Copy the lines holding the word "JSON", all of them.

Records from a collection of figures:
[Start]

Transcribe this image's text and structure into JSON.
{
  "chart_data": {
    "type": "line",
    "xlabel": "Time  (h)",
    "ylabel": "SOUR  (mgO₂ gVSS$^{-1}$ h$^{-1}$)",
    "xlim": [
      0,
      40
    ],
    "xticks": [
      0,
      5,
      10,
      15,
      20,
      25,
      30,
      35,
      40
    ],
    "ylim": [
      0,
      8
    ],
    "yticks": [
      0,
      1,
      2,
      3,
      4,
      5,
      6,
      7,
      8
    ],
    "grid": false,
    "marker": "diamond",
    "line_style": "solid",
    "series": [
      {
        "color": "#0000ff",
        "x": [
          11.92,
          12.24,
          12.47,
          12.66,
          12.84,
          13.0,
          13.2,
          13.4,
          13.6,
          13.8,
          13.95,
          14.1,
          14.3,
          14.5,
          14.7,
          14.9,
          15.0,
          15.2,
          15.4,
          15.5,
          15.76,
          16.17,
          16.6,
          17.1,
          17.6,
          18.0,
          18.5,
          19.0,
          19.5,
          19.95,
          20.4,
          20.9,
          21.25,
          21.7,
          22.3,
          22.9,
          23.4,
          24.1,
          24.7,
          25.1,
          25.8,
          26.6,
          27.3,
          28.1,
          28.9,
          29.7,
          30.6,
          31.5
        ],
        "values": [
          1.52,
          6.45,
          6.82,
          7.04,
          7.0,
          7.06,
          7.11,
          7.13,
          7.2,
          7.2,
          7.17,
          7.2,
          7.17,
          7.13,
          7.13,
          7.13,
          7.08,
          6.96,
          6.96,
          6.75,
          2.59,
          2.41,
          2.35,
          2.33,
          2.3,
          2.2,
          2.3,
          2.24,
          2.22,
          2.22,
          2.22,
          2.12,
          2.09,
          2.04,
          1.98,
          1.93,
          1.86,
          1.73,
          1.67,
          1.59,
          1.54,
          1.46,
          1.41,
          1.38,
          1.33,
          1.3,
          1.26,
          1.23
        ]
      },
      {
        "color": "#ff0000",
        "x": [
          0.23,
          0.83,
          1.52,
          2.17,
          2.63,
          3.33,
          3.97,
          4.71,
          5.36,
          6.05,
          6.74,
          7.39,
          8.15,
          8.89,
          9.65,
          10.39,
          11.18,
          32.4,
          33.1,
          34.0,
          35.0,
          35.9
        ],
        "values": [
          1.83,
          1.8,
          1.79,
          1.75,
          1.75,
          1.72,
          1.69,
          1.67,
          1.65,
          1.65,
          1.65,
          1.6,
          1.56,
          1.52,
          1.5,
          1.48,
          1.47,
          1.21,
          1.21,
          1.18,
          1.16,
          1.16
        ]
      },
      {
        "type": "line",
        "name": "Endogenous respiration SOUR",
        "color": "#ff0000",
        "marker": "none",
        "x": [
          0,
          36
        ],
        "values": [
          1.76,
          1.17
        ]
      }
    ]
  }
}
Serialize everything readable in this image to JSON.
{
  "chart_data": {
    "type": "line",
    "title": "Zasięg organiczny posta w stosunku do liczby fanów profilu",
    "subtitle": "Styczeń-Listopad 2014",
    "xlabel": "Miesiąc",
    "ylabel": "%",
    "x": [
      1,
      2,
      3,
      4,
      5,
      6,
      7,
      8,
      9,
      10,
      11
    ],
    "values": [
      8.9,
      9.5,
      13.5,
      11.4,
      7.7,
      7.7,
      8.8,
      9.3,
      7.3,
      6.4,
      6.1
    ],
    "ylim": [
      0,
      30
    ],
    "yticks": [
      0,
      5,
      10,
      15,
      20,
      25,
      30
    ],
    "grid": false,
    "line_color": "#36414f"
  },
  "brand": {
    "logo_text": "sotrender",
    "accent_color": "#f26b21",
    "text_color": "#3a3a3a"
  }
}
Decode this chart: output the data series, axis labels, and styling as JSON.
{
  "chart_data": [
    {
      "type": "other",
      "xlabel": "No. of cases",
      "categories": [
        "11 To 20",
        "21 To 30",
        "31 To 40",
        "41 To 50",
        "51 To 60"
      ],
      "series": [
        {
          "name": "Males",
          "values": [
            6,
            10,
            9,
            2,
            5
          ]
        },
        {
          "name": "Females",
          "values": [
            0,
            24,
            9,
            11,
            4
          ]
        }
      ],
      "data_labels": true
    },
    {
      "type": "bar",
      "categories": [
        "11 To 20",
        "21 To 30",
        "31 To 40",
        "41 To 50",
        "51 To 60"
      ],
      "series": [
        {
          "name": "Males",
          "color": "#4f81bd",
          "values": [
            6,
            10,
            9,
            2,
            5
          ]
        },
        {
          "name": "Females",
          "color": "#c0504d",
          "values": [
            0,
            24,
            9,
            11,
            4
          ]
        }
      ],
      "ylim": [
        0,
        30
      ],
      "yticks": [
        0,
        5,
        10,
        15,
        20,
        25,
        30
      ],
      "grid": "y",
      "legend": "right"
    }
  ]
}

[End]

--- COMPLETE RESPONSE ---
Transcribe this image's text and structure into JSON.
Serialize everything readable in this image to JSON.
Decode this chart: output the data series, axis labels, and styling as JSON.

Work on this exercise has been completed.